Reading passage
^^^^^^^^

Luis Jonne

Personal information
- Full name: Luis Ernesto Jonne Mallada
- Date of birth: 18 July 1975 (age 50)
- Place of birth: Montevideo, Uruguay
- Height: 1.89 m (6 ft 2 in)
- Position: Midfielder

Senior career*
- Years: Team / Apps / (Gls)
- 1995–1999: Cerro
- 1999: Nacional / 4 / (0)
- 2000: Cerro
- 2001: Fénix / 30 / (0)
- 2002–2003: Central Español / 36 / (2)
- 2003: Deportivo Quito / 10 / (0)
- 2004: Miramar Misiones / 10 / (0)
- 2005–2006: Fénix / 21 / (2)

International career
- 1996: Uruguay / 1 / (0)

= Luis Jonne =

Uruguayan footballer (born 1975)

 Luis Jonne (born 18 July 1975 in Montevideo) is a former Uruguayan footballer.

^^^^^^^^

Data supplied
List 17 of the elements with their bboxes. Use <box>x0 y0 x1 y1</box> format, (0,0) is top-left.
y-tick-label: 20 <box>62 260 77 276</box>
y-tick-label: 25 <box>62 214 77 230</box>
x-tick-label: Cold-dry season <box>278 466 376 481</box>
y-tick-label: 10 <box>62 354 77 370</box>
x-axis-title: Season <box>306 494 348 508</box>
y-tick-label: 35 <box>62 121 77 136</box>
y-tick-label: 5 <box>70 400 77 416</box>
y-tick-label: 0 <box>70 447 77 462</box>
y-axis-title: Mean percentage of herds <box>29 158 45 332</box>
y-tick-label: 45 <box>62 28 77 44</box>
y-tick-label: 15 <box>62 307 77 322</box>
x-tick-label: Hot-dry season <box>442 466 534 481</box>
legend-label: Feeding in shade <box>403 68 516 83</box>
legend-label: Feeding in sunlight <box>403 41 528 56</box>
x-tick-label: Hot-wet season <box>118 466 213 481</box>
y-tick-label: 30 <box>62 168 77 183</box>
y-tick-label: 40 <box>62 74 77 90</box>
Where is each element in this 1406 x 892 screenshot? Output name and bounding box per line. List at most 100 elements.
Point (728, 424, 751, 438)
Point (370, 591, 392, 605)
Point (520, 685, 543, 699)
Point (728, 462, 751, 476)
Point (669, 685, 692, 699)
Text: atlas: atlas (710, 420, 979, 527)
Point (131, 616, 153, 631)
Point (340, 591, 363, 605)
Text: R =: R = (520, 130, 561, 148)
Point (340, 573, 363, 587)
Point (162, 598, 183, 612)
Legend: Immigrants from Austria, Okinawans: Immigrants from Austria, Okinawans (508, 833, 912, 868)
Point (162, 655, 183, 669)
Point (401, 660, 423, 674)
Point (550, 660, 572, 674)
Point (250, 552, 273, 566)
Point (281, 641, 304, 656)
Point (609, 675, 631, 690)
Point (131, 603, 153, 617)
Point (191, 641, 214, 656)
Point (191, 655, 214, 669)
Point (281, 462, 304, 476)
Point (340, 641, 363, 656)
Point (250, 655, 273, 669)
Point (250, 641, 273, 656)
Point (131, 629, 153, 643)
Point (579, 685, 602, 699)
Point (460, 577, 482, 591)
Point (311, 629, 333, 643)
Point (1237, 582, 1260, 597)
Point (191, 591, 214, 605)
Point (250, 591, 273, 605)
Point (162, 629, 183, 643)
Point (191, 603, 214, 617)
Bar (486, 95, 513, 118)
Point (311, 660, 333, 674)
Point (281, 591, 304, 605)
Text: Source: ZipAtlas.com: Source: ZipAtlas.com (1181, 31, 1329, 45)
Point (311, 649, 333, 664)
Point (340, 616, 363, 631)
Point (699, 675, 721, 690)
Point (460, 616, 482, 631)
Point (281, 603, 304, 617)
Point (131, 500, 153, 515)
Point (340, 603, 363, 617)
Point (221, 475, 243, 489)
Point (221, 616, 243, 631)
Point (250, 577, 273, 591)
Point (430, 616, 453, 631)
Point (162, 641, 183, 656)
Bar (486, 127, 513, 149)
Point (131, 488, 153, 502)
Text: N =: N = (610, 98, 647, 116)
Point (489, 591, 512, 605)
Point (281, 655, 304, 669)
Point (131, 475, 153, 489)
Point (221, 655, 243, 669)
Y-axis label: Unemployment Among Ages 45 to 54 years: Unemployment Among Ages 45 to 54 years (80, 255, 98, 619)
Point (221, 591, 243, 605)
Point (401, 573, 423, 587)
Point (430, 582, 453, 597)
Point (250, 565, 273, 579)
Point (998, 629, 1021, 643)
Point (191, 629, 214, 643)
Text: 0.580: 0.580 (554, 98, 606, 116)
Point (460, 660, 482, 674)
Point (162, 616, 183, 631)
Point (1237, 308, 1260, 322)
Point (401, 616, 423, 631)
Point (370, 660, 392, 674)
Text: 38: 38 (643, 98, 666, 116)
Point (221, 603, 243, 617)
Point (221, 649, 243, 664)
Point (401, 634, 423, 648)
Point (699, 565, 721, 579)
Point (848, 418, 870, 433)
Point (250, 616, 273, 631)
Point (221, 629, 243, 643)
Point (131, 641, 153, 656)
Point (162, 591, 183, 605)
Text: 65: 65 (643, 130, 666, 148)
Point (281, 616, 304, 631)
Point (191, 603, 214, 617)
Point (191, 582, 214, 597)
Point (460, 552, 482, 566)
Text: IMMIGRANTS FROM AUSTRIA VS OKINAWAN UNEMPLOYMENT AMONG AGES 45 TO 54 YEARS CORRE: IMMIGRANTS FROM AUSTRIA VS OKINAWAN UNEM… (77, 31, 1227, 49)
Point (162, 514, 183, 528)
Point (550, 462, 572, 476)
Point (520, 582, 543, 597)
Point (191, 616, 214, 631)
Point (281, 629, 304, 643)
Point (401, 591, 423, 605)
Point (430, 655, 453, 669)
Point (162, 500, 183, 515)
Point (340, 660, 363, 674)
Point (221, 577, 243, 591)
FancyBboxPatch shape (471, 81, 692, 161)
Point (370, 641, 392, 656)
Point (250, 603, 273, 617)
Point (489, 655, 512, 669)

^^^^^^^^

Answer these questions from the Luis Jonne profile, giving each answer on its own line with the same letter.
(a) What position did he play?
(b) Which team did he play for in 2004?
(c) How many appearances did he make for Uruguay in 1996?

Result
(a) Midfielder
(b) Miramar Misiones
(c) 1